━━━━━ DATA TO USE ━━━━━
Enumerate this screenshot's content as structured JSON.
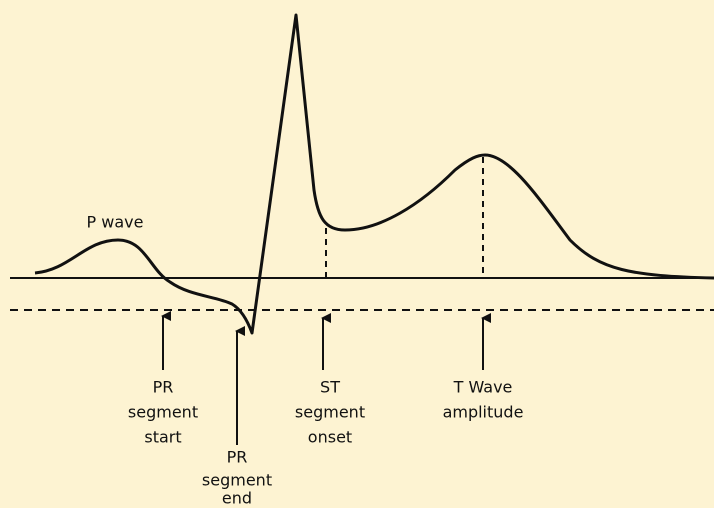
{
  "waveform_label": "P wave",
  "annotations": [
    {
      "lines": [
        "PR",
        "segment",
        "start"
      ]
    },
    {
      "lines": [
        "PR",
        "segment",
        "end"
      ]
    },
    {
      "lines": [
        "ST",
        "segment",
        "onset"
      ]
    },
    {
      "lines": [
        "T Wave",
        "amplitude"
      ]
    }
  ]
}
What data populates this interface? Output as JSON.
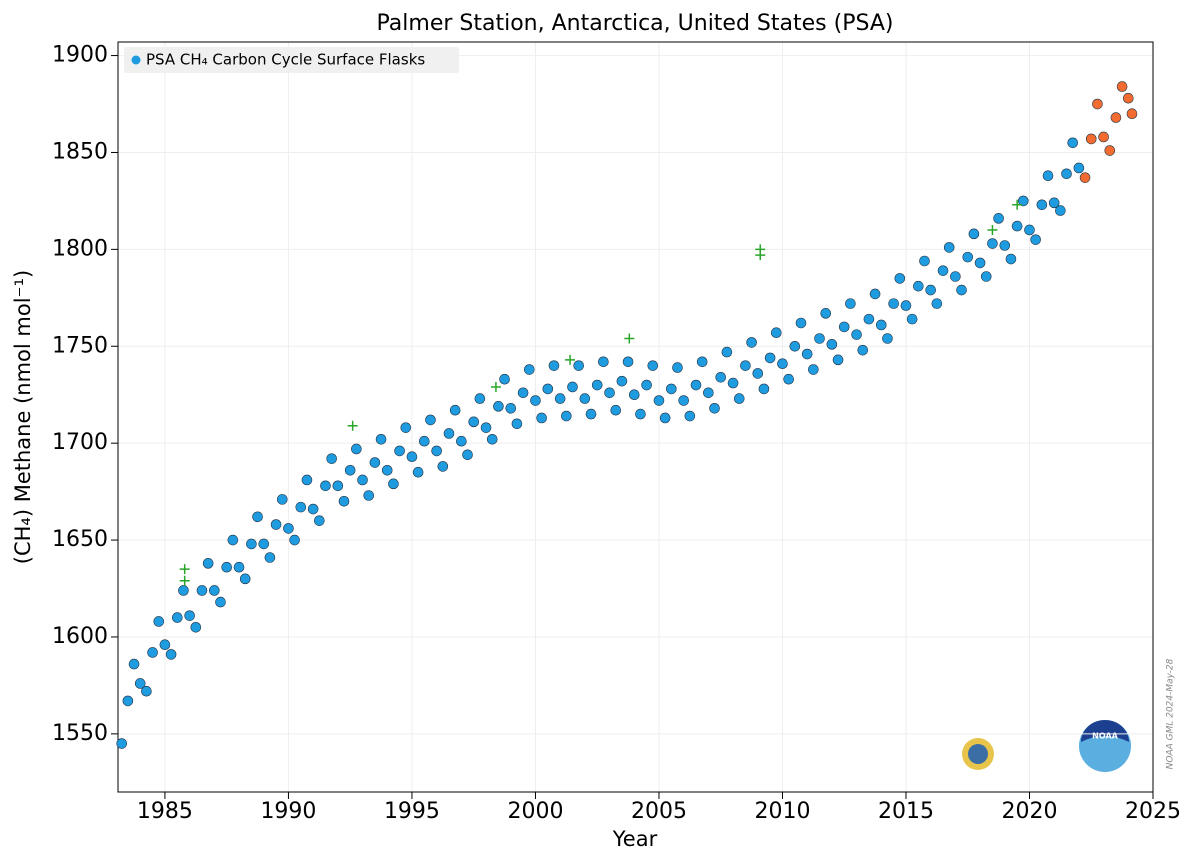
{
  "chart_data": {
    "type": "scatter",
    "title": "Palmer Station, Antarctica, United States (PSA)",
    "xlabel": "Year",
    "ylabel": "(CH₄) Methane (nmol mol⁻¹)",
    "watermark": "NOAA GML 2024-May-28",
    "logo_text": "NOAA",
    "xlim": [
      1983.1,
      2025
    ],
    "xticks": [
      1985,
      1990,
      1995,
      2000,
      2005,
      2010,
      2015,
      2020,
      2025
    ],
    "ylim": [
      1520,
      1907
    ],
    "yticks": [
      1550,
      1600,
      1650,
      1700,
      1750,
      1800,
      1850,
      1900
    ],
    "grid": true,
    "legend": "upper left",
    "series": [
      {
        "name": "PSA CH₄ Carbon Cycle Surface Flasks",
        "color": "#1f9be0",
        "marker": "circle",
        "x": [
          1983.25,
          1983.5,
          1983.75,
          1984,
          1984.25,
          1984.5,
          1984.75,
          1985,
          1985.25,
          1985.5,
          1985.75,
          1986,
          1986.25,
          1986.5,
          1986.75,
          1987,
          1987.25,
          1987.5,
          1987.75,
          1988,
          1988.25,
          1988.5,
          1988.75,
          1989,
          1989.25,
          1989.5,
          1989.75,
          1990,
          1990.25,
          1990.5,
          1990.75,
          1991,
          1991.25,
          1991.5,
          1991.75,
          1992,
          1992.25,
          1992.5,
          1992.75,
          1993,
          1993.25,
          1993.5,
          1993.75,
          1994,
          1994.25,
          1994.5,
          1994.75,
          1995,
          1995.25,
          1995.5,
          1995.75,
          1996,
          1996.25,
          1996.5,
          1996.75,
          1997,
          1997.25,
          1997.5,
          1997.75,
          1998,
          1998.25,
          1998.5,
          1998.75,
          1999,
          1999.25,
          1999.5,
          1999.75,
          2000,
          2000.25,
          2000.5,
          2000.75,
          2001,
          2001.25,
          2001.5,
          2001.75,
          2002,
          2002.25,
          2002.5,
          2002.75,
          2003,
          2003.25,
          2003.5,
          2003.75,
          2004,
          2004.25,
          2004.5,
          2004.75,
          2005,
          2005.25,
          2005.5,
          2005.75,
          2006,
          2006.25,
          2006.5,
          2006.75,
          2007,
          2007.25,
          2007.5,
          2007.75,
          2008,
          2008.25,
          2008.5,
          2008.75,
          2009,
          2009.25,
          2009.5,
          2009.75,
          2010,
          2010.25,
          2010.5,
          2010.75,
          2011,
          2011.25,
          2011.5,
          2011.75,
          2012,
          2012.25,
          2012.5,
          2012.75,
          2013,
          2013.25,
          2013.5,
          2013.75,
          2014,
          2014.25,
          2014.5,
          2014.75,
          2015,
          2015.25,
          2015.5,
          2015.75,
          2016,
          2016.25,
          2016.5,
          2016.75,
          2017,
          2017.25,
          2017.5,
          2017.75,
          2018,
          2018.25,
          2018.5,
          2018.75,
          2019,
          2019.25,
          2019.5,
          2019.75,
          2020,
          2020.25,
          2020.5,
          2020.75,
          2021,
          2021.25,
          2021.5,
          2021.75,
          2022
        ],
        "values": [
          1545,
          1567,
          1586,
          1576,
          1572,
          1592,
          1608,
          1596,
          1591,
          1610,
          1624,
          1611,
          1605,
          1624,
          1638,
          1624,
          1618,
          1636,
          1650,
          1636,
          1630,
          1648,
          1662,
          1648,
          1641,
          1658,
          1671,
          1656,
          1650,
          1667,
          1681,
          1666,
          1660,
          1678,
          1692,
          1678,
          1670,
          1686,
          1697,
          1681,
          1673,
          1690,
          1702,
          1686,
          1679,
          1696,
          1708,
          1693,
          1685,
          1701,
          1712,
          1696,
          1688,
          1705,
          1717,
          1701,
          1694,
          1711,
          1723,
          1708,
          1702,
          1719,
          1733,
          1718,
          1710,
          1726,
          1738,
          1722,
          1713,
          1728,
          1740,
          1723,
          1714,
          1729,
          1740,
          1723,
          1715,
          1730,
          1742,
          1726,
          1717,
          1732,
          1742,
          1725,
          1715,
          1730,
          1740,
          1722,
          1713,
          1728,
          1739,
          1722,
          1714,
          1730,
          1742,
          1726,
          1718,
          1734,
          1747,
          1731,
          1723,
          1740,
          1752,
          1736,
          1728,
          1744,
          1757,
          1741,
          1733,
          1750,
          1762,
          1746,
          1738,
          1754,
          1767,
          1751,
          1743,
          1760,
          1772,
          1756,
          1748,
          1764,
          1777,
          1761,
          1754,
          1772,
          1785,
          1771,
          1764,
          1781,
          1794,
          1779,
          1772,
          1789,
          1801,
          1786,
          1779,
          1796,
          1808,
          1793,
          1786,
          1803,
          1816,
          1802,
          1795,
          1812,
          1825,
          1810,
          1805,
          1823,
          1838,
          1824,
          1820,
          1839,
          1855,
          1842
        ]
      },
      {
        "color": "#f26b30",
        "marker": "circle",
        "x": [
          2022.25,
          2022.5,
          2022.75,
          2023,
          2023.25,
          2023.5,
          2023.75,
          2024,
          2024.15
        ],
        "values": [
          1837,
          1857,
          1875,
          1858,
          1851,
          1868,
          1884,
          1878,
          1870
        ]
      },
      {
        "color": "#2aa52a",
        "marker": "plus",
        "x": [
          1985.8,
          1985.8,
          1992.6,
          1998.4,
          2001.4,
          2003.8,
          2009.1,
          2009.1,
          2018.5,
          2019.5
        ],
        "values": [
          1635,
          1629,
          1709,
          1729,
          1743,
          1754,
          1800,
          1797,
          1810,
          1823
        ]
      }
    ]
  }
}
━━━━━
- AIM
Your answer should be one number: the count of lines in the data above that include the word "NOAA".

- IN RESPONSE
2